Find the lines that hold the word "Mohamed" and return them.

(Dataset items)
══════
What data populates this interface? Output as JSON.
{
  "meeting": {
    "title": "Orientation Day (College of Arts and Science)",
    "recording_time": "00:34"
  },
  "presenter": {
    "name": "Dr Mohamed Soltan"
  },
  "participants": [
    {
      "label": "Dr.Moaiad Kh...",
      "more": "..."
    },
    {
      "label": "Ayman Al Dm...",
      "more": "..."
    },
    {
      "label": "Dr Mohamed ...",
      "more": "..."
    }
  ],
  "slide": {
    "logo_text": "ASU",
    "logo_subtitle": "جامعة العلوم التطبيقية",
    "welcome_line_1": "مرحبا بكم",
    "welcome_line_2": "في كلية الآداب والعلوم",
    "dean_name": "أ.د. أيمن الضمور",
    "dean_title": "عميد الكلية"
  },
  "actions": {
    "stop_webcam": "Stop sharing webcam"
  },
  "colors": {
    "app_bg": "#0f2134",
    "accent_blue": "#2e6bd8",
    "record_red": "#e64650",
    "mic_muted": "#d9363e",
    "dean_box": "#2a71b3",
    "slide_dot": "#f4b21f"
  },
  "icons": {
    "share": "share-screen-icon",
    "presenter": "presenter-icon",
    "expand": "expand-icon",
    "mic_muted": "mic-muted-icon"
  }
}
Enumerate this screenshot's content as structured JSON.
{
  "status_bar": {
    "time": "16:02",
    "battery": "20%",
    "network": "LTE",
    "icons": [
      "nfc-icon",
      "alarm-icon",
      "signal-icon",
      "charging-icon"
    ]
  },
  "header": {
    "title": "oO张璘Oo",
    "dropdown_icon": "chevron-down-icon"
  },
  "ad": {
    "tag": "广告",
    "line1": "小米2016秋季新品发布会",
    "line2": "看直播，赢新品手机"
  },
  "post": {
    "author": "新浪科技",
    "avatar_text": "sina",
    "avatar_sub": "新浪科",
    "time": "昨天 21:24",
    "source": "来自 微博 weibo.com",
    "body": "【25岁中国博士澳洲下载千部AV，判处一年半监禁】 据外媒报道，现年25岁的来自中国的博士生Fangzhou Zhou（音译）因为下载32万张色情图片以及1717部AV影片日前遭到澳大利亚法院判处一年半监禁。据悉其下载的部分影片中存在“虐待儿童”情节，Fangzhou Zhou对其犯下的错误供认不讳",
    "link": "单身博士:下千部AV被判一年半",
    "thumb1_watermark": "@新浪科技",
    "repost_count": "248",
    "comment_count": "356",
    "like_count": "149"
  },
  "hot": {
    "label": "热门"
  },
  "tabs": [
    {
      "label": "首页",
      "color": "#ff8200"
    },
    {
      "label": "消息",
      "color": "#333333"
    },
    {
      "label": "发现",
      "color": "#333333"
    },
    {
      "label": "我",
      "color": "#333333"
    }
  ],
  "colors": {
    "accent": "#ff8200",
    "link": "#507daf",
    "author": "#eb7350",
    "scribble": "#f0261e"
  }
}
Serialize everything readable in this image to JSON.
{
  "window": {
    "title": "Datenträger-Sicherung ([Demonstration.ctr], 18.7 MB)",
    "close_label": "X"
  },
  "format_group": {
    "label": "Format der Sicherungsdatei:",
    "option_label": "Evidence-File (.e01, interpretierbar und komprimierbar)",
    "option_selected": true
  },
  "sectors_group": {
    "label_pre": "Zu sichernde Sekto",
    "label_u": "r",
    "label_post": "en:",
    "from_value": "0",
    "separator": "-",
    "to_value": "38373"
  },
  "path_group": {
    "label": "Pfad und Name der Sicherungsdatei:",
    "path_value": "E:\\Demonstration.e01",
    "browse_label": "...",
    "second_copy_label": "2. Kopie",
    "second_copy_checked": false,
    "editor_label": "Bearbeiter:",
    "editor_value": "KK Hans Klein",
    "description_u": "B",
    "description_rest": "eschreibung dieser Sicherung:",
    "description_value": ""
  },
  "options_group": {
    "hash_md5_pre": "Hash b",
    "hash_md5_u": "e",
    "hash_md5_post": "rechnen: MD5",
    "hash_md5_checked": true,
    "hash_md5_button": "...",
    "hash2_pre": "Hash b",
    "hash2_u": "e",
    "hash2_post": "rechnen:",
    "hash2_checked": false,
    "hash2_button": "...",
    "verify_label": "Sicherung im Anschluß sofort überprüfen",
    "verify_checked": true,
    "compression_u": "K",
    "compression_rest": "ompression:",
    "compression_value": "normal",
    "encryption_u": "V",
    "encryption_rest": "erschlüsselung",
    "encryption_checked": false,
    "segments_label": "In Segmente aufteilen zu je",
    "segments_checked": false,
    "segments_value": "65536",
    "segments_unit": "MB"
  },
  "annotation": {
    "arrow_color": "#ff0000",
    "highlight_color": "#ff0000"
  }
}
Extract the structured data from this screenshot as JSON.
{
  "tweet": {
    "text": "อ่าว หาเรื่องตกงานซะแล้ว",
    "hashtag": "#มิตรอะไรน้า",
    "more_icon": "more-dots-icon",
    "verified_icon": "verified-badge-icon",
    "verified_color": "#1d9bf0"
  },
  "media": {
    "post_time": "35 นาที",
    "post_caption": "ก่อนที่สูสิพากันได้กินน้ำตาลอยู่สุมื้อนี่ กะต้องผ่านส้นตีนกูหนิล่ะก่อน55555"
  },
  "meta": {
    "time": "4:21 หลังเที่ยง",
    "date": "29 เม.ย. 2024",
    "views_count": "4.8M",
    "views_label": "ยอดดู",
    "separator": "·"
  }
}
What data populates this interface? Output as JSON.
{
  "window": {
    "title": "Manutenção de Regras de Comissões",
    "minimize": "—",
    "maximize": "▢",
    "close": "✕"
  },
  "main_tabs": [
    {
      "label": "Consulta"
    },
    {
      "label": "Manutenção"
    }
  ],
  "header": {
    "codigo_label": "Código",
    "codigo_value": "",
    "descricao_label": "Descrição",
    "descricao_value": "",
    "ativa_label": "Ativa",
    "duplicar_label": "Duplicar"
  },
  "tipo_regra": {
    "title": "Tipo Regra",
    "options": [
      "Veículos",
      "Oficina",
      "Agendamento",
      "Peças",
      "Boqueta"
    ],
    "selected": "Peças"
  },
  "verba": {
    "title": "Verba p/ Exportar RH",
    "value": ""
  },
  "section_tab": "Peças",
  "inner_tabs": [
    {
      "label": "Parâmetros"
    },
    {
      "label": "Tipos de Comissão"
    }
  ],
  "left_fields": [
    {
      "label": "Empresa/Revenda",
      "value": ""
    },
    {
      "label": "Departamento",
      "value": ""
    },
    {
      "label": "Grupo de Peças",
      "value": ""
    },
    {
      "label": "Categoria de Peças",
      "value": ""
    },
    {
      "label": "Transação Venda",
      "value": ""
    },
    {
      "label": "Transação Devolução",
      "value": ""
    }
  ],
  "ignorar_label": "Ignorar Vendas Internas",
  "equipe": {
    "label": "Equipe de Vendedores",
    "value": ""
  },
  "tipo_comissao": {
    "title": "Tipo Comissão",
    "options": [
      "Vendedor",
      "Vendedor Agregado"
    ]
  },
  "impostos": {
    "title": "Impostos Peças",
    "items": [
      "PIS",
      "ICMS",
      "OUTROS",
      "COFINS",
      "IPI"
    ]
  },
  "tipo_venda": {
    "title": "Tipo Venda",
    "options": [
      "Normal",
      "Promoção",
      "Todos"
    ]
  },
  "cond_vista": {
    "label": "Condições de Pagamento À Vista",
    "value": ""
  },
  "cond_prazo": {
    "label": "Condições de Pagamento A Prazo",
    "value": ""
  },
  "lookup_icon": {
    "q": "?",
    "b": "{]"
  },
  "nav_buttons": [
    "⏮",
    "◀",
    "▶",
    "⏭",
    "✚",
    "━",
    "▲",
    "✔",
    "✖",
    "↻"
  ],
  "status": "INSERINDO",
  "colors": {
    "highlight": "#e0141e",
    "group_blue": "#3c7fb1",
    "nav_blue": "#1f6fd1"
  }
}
══════
- **ANSWER FOR THIS EXERCISE**
    "name": "Dr Mohamed Soltan"
      "label": "Dr Mohamed ...",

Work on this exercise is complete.